(Stored records)
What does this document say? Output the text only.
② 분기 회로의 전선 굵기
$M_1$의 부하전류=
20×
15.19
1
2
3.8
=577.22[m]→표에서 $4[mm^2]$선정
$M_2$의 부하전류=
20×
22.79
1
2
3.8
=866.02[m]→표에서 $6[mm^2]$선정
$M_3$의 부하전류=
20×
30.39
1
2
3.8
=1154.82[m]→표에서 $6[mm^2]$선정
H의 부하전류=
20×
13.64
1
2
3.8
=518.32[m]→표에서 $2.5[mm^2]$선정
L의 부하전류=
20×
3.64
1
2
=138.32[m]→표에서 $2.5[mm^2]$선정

...

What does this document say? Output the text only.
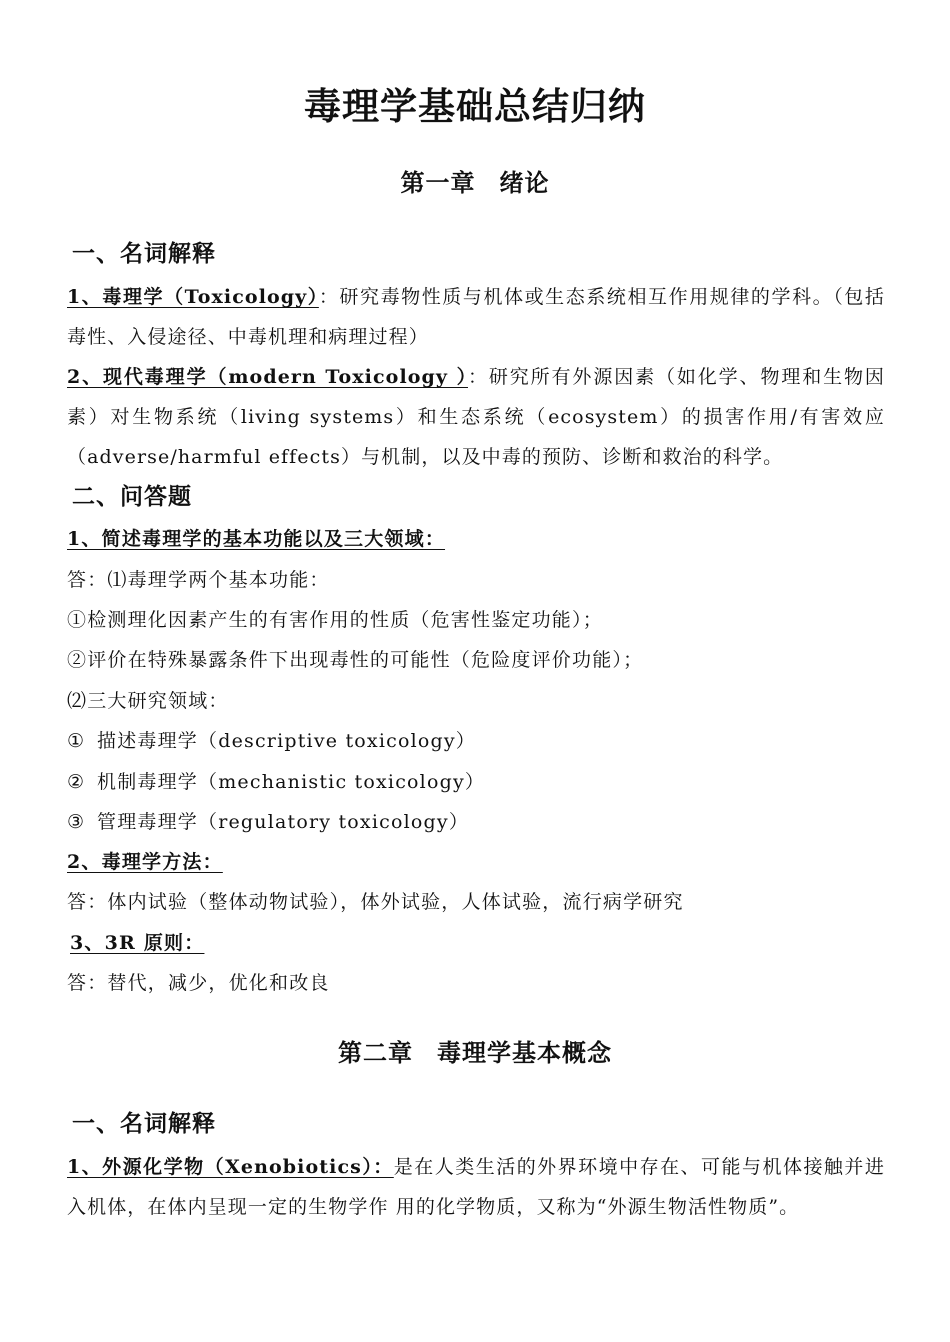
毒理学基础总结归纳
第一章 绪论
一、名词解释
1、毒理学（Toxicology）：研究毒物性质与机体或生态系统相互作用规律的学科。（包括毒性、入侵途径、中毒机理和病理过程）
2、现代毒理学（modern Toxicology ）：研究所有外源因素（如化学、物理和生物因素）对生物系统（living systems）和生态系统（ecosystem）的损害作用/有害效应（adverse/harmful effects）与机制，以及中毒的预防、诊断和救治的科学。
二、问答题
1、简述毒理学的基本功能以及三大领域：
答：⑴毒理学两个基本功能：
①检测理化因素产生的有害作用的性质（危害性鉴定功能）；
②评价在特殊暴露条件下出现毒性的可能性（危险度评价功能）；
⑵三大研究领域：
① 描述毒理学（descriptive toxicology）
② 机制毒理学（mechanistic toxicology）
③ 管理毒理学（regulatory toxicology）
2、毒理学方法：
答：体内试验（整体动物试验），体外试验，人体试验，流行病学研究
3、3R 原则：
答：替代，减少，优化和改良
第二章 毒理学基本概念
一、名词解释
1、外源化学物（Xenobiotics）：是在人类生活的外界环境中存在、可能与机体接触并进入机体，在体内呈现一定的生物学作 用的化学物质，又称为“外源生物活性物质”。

● **AIM OF THE EXERCISE**
Where a line holds "부하전류", copy that line.

● **REPLY TO THE TASK**
$M_1$의 부하전류=
$M_2$의 부하전류=
$M_3$의 부하전류=
H의 부하전류=
L의 부하전류=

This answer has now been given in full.